## Goal of the exercise
Rewrite all of the material below, substituting "bushing" for every occurrence of "grommet" and leaving everything else as it is.

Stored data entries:
○ ○ ○
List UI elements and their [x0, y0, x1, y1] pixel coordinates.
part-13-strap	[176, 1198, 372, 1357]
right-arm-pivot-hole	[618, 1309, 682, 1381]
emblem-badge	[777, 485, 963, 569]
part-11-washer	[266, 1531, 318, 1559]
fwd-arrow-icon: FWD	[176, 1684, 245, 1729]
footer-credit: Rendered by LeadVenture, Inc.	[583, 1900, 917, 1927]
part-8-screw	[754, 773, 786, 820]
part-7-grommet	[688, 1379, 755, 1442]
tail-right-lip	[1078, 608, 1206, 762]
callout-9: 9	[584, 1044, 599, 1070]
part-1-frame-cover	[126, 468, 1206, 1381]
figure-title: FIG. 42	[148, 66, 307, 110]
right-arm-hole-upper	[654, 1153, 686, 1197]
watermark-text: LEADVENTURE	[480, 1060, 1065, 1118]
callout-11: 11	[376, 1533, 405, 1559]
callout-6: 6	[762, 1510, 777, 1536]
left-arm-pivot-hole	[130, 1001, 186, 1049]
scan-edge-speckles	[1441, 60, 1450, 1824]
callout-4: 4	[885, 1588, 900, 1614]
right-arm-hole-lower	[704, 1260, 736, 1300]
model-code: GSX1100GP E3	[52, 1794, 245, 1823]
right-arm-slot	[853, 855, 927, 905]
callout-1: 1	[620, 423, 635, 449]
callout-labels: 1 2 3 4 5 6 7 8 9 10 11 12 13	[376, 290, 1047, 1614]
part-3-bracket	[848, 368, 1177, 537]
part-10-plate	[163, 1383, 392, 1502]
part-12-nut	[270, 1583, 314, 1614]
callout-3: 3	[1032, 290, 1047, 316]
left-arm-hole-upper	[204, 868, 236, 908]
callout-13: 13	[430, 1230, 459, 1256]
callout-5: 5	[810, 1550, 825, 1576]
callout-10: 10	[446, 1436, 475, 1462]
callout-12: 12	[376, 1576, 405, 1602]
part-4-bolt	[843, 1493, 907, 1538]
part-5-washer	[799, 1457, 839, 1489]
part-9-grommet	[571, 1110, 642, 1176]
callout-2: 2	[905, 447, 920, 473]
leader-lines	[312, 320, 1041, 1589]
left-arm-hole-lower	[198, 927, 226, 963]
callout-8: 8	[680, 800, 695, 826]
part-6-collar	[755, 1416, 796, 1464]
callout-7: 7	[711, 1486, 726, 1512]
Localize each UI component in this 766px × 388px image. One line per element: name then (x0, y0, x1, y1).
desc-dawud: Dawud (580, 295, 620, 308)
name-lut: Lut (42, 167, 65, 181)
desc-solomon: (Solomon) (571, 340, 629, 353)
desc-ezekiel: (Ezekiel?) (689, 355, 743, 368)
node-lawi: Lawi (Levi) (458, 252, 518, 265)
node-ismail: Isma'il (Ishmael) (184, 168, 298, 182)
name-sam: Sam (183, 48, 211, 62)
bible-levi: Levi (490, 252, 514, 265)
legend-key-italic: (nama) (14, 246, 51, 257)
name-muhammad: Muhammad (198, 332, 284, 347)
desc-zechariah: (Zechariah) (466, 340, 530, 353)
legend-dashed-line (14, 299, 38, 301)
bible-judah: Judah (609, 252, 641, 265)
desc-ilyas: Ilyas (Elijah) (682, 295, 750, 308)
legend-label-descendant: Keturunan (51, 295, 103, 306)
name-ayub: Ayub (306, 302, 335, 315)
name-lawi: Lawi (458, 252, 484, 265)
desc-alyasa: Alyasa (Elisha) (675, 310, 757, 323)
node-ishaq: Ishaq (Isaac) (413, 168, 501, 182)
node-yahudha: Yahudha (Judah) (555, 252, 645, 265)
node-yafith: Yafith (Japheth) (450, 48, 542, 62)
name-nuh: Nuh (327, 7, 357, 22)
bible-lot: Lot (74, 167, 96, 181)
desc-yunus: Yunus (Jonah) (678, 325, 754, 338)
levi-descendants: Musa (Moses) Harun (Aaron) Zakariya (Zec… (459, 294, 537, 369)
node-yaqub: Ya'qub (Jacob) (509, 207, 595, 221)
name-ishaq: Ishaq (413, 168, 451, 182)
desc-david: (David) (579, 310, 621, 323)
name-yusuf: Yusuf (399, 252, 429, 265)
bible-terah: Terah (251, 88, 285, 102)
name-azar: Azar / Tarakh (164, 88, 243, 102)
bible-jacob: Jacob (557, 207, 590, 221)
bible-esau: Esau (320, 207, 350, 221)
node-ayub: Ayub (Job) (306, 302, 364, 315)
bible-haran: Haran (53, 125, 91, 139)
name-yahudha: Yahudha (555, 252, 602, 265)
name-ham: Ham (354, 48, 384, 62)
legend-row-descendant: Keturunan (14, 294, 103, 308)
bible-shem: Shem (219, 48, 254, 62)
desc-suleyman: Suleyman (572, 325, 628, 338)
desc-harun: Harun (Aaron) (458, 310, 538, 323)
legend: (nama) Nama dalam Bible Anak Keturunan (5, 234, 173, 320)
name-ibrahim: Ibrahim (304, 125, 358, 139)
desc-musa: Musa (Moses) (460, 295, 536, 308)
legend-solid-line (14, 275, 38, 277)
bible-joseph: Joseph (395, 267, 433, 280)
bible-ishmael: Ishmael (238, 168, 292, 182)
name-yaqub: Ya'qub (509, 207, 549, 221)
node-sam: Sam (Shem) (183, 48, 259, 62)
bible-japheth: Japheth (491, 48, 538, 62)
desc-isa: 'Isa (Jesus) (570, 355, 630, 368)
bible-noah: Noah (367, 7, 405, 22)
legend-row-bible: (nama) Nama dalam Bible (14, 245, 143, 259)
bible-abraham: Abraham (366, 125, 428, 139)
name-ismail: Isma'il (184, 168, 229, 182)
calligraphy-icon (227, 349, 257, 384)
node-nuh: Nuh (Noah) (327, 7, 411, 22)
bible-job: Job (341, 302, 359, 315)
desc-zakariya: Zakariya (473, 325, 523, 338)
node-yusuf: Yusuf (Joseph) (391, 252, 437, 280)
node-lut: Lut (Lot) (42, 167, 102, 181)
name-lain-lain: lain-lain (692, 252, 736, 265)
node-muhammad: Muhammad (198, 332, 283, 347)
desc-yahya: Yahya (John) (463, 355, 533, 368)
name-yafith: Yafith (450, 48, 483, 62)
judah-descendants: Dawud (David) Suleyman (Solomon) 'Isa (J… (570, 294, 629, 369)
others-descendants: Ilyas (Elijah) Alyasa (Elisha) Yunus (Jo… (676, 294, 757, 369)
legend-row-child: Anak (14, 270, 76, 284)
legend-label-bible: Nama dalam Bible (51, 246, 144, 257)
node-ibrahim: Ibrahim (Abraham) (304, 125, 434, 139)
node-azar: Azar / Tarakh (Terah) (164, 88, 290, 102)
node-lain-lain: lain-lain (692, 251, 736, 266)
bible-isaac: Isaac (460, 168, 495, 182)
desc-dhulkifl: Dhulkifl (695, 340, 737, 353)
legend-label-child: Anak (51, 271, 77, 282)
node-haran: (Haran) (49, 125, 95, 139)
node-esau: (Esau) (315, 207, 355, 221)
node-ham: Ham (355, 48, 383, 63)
○ ○ ○
## Exercise answer
List UI elements and their [x0, y0, x1, y1] pixel coordinates.
part-13-strap	[176, 1198, 372, 1357]
right-arm-pivot-hole	[618, 1309, 682, 1381]
emblem-badge	[777, 485, 963, 569]
part-11-washer	[266, 1531, 318, 1559]
fwd-arrow-icon: FWD	[176, 1684, 245, 1729]
footer-credit: Rendered by LeadVenture, Inc.	[583, 1900, 917, 1927]
part-8-screw	[754, 773, 786, 820]
part-7-bushing	[688, 1379, 755, 1442]
tail-right-lip	[1078, 608, 1206, 762]
callout-9: 9	[584, 1044, 599, 1070]
part-1-frame-cover	[126, 468, 1206, 1381]
figure-title: FIG. 42	[148, 66, 307, 110]
right-arm-hole-upper	[654, 1153, 686, 1197]
watermark-text: LEADVENTURE	[480, 1060, 1065, 1118]
callout-11: 11	[376, 1533, 405, 1559]
callout-6: 6	[762, 1510, 777, 1536]
left-arm-pivot-hole	[130, 1001, 186, 1049]
scan-edge-speckles	[1441, 60, 1450, 1824]
callout-4: 4	[885, 1588, 900, 1614]
right-arm-hole-lower	[704, 1260, 736, 1300]
model-code: GSX1100GP E3	[52, 1794, 245, 1823]
right-arm-slot	[853, 855, 927, 905]
callout-1: 1	[620, 423, 635, 449]
callout-labels: 1 2 3 4 5 6 7 8 9 10 11 12 13	[376, 290, 1047, 1614]
part-3-bracket	[848, 368, 1177, 537]
part-10-plate	[163, 1383, 392, 1502]
part-12-nut	[270, 1583, 314, 1614]
callout-3: 3	[1032, 290, 1047, 316]
left-arm-hole-upper	[204, 868, 236, 908]
callout-13: 13	[430, 1230, 459, 1256]
callout-5: 5	[810, 1550, 825, 1576]
callout-10: 10	[446, 1436, 475, 1462]
callout-12: 12	[376, 1576, 405, 1602]
part-4-bolt	[843, 1493, 907, 1538]
part-5-washer	[799, 1457, 839, 1489]
part-9-bushing	[571, 1110, 642, 1176]
callout-2: 2	[905, 447, 920, 473]
leader-lines	[312, 320, 1041, 1589]
left-arm-hole-lower	[198, 927, 226, 963]
callout-8: 8	[680, 800, 695, 826]
part-6-collar	[755, 1416, 796, 1464]
callout-7: 7	[711, 1486, 726, 1512]
Localize each UI component in this 766px × 388px image. One line per element: name then (x0, y0, x1, y1).
desc-dawud: Dawud (580, 295, 620, 308)
name-lut: Lut (42, 167, 65, 181)
desc-solomon: (Solomon) (571, 340, 629, 353)
desc-ezekiel: (Ezekiel?) (689, 355, 743, 368)
node-lawi: Lawi (Levi) (458, 252, 518, 265)
node-ismail: Isma'il (Ishmael) (184, 168, 298, 182)
name-sam: Sam (183, 48, 211, 62)
bible-levi: Levi (490, 252, 514, 265)
legend-key-italic: (nama) (14, 246, 51, 257)
name-muhammad: Muhammad (198, 332, 284, 347)
desc-zechariah: (Zechariah) (466, 340, 530, 353)
legend-dashed-line (14, 299, 38, 301)
bible-judah: Judah (609, 252, 641, 265)
desc-ilyas: Ilyas (Elijah) (682, 295, 750, 308)
legend-label-descendant: Keturunan (51, 295, 103, 306)
name-ayub: Ayub (306, 302, 335, 315)
name-lawi: Lawi (458, 252, 484, 265)
desc-alyasa: Alyasa (Elisha) (675, 310, 757, 323)
node-ishaq: Ishaq (Isaac) (413, 168, 501, 182)
node-yahudha: Yahudha (Judah) (555, 252, 645, 265)
node-yafith: Yafith (Japheth) (450, 48, 542, 62)
name-nuh: Nuh (327, 7, 357, 22)
bible-lot: Lot (74, 167, 96, 181)
desc-yunus: Yunus (Jonah) (678, 325, 754, 338)
levi-descendants: Musa (Moses) Harun (Aaron) Zakariya (Zec… (459, 294, 537, 369)
node-yaqub: Ya'qub (Jacob) (509, 207, 595, 221)
name-ishaq: Ishaq (413, 168, 451, 182)
desc-david: (David) (579, 310, 621, 323)
name-yusuf: Yusuf (399, 252, 429, 265)
bible-terah: Terah (251, 88, 285, 102)
name-azar: Azar / Tarakh (164, 88, 243, 102)
bible-jacob: Jacob (557, 207, 590, 221)
bible-esau: Esau (320, 207, 350, 221)
node-ayub: Ayub (Job) (306, 302, 364, 315)
bible-haran: Haran (53, 125, 91, 139)
name-yahudha: Yahudha (555, 252, 602, 265)
name-ham: Ham (354, 48, 384, 62)
legend-row-descendant: Keturunan (14, 294, 103, 308)
bible-shem: Shem (219, 48, 254, 62)
desc-suleyman: Suleyman (572, 325, 628, 338)
desc-harun: Harun (Aaron) (458, 310, 538, 323)
legend: (nama) Nama dalam Bible Anak Keturunan (5, 234, 173, 320)
name-ibrahim: Ibrahim (304, 125, 358, 139)
desc-musa: Musa (Moses) (460, 295, 536, 308)
legend-solid-line (14, 275, 38, 277)
bible-joseph: Joseph (395, 267, 433, 280)
bible-ishmael: Ishmael (238, 168, 292, 182)
name-yaqub: Ya'qub (509, 207, 549, 221)
node-sam: Sam (Shem) (183, 48, 259, 62)
bible-japheth: Japheth (491, 48, 538, 62)
desc-isa: 'Isa (Jesus) (570, 355, 630, 368)
bible-noah: Noah (367, 7, 405, 22)
legend-row-bible: (nama) Nama dalam Bible (14, 245, 143, 259)
bible-abraham: Abraham (366, 125, 428, 139)
name-ismail: Isma'il (184, 168, 229, 182)
calligraphy-icon (227, 349, 257, 384)
node-nuh: Nuh (Noah) (327, 7, 411, 22)
bible-job: Job (341, 302, 359, 315)
desc-zakariya: Zakariya (473, 325, 523, 338)
node-yusuf: Yusuf (Joseph) (391, 252, 437, 280)
node-lut: Lut (Lot) (42, 167, 102, 181)
name-lain-lain: lain-lain (692, 252, 736, 265)
node-muhammad: Muhammad (198, 332, 283, 347)
desc-yahya: Yahya (John) (463, 355, 533, 368)
name-yafith: Yafith (450, 48, 483, 62)
judah-descendants: Dawud (David) Suleyman (Solomon) 'Isa (J… (570, 294, 629, 369)
others-descendants: Ilyas (Elijah) Alyasa (Elisha) Yunus (Jo… (676, 294, 757, 369)
legend-row-child: Anak (14, 270, 76, 284)
legend-label-bible: Nama dalam Bible (51, 246, 144, 257)
node-ibrahim: Ibrahim (Abraham) (304, 125, 434, 139)
node-azar: Azar / Tarakh (Terah) (164, 88, 290, 102)
node-lain-lain: lain-lain (692, 251, 736, 266)
bible-isaac: Isaac (460, 168, 495, 182)
desc-dhulkifl: Dhulkifl (695, 340, 737, 353)
legend-label-child: Anak (51, 271, 77, 282)
node-haran: (Haran) (49, 125, 95, 139)
node-esau: (Esau) (315, 207, 355, 221)
node-ham: Ham (355, 48, 383, 63)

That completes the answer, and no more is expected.